Repeat the listing that follows exactly, please.

Recorded data:
※

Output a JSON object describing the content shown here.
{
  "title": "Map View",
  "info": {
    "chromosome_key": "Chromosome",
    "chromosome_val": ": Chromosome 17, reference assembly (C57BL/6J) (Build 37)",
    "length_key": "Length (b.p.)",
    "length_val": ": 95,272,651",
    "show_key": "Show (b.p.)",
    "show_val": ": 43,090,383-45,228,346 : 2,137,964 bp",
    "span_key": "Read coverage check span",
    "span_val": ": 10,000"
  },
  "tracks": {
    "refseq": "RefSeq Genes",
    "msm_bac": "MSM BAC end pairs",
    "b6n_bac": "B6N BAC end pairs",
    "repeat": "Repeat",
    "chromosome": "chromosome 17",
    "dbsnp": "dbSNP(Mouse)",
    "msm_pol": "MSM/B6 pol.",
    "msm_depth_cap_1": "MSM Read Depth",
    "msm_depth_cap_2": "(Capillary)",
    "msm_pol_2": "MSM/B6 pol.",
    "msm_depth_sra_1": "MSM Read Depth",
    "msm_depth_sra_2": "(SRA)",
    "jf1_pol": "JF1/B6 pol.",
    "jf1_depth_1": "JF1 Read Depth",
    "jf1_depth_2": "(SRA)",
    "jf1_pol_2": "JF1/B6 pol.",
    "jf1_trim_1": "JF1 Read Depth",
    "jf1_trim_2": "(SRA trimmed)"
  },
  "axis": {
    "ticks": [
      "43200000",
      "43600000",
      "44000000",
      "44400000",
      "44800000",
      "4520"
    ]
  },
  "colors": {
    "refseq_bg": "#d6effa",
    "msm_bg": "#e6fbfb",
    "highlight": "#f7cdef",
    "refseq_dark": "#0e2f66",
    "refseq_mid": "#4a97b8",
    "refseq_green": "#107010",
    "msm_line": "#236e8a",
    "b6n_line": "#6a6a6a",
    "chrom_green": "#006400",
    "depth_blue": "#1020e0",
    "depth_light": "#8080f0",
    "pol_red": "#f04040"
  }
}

※

Response:
Output a JSON object describing the content shown here.
{
  "title": "Map View",
  "info": {
    "chromosome_key": "Chromosome",
    "chromosome_val": ": Chromosome 17, reference assembly (C57BL/6J) (Build 37)",
    "length_key": "Length (b.p.)",
    "length_val": ": 95,272,651",
    "show_key": "Show (b.p.)",
    "show_val": ": 43,090,383-45,228,346 : 2,137,964 bp",
    "span_key": "Read coverage check span",
    "span_val": ": 10,000"
  },
  "tracks": {
    "refseq": "RefSeq Genes",
    "msm_bac": "MSM BAC end pairs",
    "b6n_bac": "B6N BAC end pairs",
    "repeat": "Repeat",
    "chromosome": "chromosome 17",
    "dbsnp": "dbSNP(Mouse)",
    "msm_pol": "MSM/B6 pol.",
    "msm_depth_cap_1": "MSM Read Depth",
    "msm_depth_cap_2": "(Capillary)",
    "msm_pol_2": "MSM/B6 pol.",
    "msm_depth_sra_1": "MSM Read Depth",
    "msm_depth_sra_2": "(SRA)",
    "jf1_pol": "JF1/B6 pol.",
    "jf1_depth_1": "JF1 Read Depth",
    "jf1_depth_2": "(SRA)",
    "jf1_pol_2": "JF1/B6 pol.",
    "jf1_trim_1": "JF1 Read Depth",
    "jf1_trim_2": "(SRA trimmed)"
  },
  "axis": {
    "ticks": [
      "43200000",
      "43600000",
      "44000000",
      "44400000",
      "44800000",
      "4520"
    ]
  },
  "colors": {
    "refseq_bg": "#d6effa",
    "msm_bg": "#e6fbfb",
    "highlight": "#f7cdef",
    "refseq_dark": "#0e2f66",
    "refseq_mid": "#4a97b8",
    "refseq_green": "#107010",
    "msm_line": "#236e8a",
    "b6n_line": "#6a6a6a",
    "chrom_green": "#006400",
    "depth_blue": "#1020e0",
    "depth_light": "#8080f0",
    "pol_red": "#f04040"
  }
}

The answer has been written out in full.